What this task involves :: Restate the listing that follows word for word, without its pictures.

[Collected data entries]
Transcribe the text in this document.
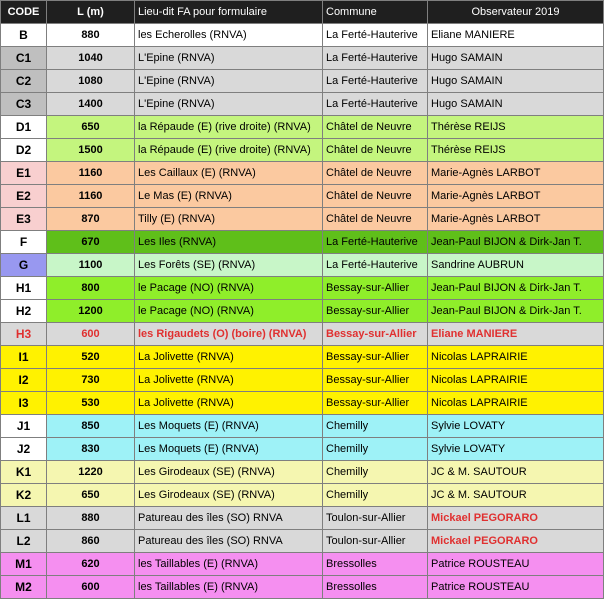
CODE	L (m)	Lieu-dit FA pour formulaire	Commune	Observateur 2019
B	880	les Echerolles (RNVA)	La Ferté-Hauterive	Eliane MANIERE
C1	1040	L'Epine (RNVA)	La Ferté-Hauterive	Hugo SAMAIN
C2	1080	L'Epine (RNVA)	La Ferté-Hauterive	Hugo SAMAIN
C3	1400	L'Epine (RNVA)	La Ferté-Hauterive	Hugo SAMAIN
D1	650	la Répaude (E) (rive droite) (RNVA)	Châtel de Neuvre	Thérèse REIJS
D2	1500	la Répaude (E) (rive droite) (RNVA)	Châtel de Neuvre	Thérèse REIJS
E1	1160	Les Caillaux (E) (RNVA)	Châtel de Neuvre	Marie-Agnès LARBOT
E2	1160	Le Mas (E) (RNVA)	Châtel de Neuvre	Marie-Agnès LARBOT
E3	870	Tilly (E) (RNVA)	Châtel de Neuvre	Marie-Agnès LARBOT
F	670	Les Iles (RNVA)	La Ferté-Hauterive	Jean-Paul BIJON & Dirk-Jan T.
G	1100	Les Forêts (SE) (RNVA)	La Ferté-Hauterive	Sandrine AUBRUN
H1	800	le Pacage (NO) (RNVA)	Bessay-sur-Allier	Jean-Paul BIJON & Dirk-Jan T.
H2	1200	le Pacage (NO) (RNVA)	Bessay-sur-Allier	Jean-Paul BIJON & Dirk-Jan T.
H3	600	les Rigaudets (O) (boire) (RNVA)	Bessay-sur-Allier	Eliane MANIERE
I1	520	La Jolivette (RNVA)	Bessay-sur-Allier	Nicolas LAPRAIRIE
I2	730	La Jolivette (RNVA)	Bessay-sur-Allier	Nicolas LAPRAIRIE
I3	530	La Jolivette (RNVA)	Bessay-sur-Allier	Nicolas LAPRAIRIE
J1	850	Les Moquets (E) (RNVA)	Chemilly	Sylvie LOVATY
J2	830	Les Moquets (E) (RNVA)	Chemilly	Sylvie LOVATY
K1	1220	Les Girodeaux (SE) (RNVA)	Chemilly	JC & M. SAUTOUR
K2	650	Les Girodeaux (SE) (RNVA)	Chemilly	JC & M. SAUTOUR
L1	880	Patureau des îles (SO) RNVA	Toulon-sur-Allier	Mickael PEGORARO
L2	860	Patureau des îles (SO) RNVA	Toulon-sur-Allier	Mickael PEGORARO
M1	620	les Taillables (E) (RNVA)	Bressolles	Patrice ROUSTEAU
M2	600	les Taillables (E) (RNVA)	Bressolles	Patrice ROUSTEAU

Reply ::
Transcribe the text in this document.
CODE	L (m)	Lieu-dit FA pour formulaire	Commune	Observateur 2019
B	880	les Echerolles (RNVA)	La Ferté-Hauterive	Eliane MANIERE
C1	1040	L'Epine (RNVA)	La Ferté-Hauterive	Hugo SAMAIN
C2	1080	L'Epine (RNVA)	La Ferté-Hauterive	Hugo SAMAIN
C3	1400	L'Epine (RNVA)	La Ferté-Hauterive	Hugo SAMAIN
D1	650	la Répaude (E) (rive droite) (RNVA)	Châtel de Neuvre	Thérèse REIJS
D2	1500	la Répaude (E) (rive droite) (RNVA)	Châtel de Neuvre	Thérèse REIJS
E1	1160	Les Caillaux (E) (RNVA)	Châtel de Neuvre	Marie-Agnès LARBOT
E2	1160	Le Mas (E) (RNVA)	Châtel de Neuvre	Marie-Agnès LARBOT
E3	870	Tilly (E) (RNVA)	Châtel de Neuvre	Marie-Agnès LARBOT
F	670	Les Iles (RNVA)	La Ferté-Hauterive	Jean-Paul BIJON & Dirk-Jan T.
G	1100	Les Forêts (SE) (RNVA)	La Ferté-Hauterive	Sandrine AUBRUN
H1	800	le Pacage (NO) (RNVA)	Bessay-sur-Allier	Jean-Paul BIJON & Dirk-Jan T.
H2	1200	le Pacage (NO) (RNVA)	Bessay-sur-Allier	Jean-Paul BIJON & Dirk-Jan T.
H3	600	les Rigaudets (O) (boire) (RNVA)	Bessay-sur-Allier	Eliane MANIERE
I1	520	La Jolivette (RNVA)	Bessay-sur-Allier	Nicolas LAPRAIRIE
I2	730	La Jolivette (RNVA)	Bessay-sur-Allier	Nicolas LAPRAIRIE
I3	530	La Jolivette (RNVA)	Bessay-sur-Allier	Nicolas LAPRAIRIE
J1	850	Les Moquets (E) (RNVA)	Chemilly	Sylvie LOVATY
J2	830	Les Moquets (E) (RNVA)	Chemilly	Sylvie LOVATY
K1	1220	Les Girodeaux (SE) (RNVA)	Chemilly	JC & M. SAUTOUR
K2	650	Les Girodeaux (SE) (RNVA)	Chemilly	JC & M. SAUTOUR
L1	880	Patureau des îles (SO) RNVA	Toulon-sur-Allier	Mickael PEGORARO
L2	860	Patureau des îles (SO) RNVA	Toulon-sur-Allier	Mickael PEGORARO
M1	620	les Taillables (E) (RNVA)	Bressolles	Patrice ROUSTEAU
M2	600	les Taillables (E) (RNVA)	Bressolles	Patrice ROUSTEAU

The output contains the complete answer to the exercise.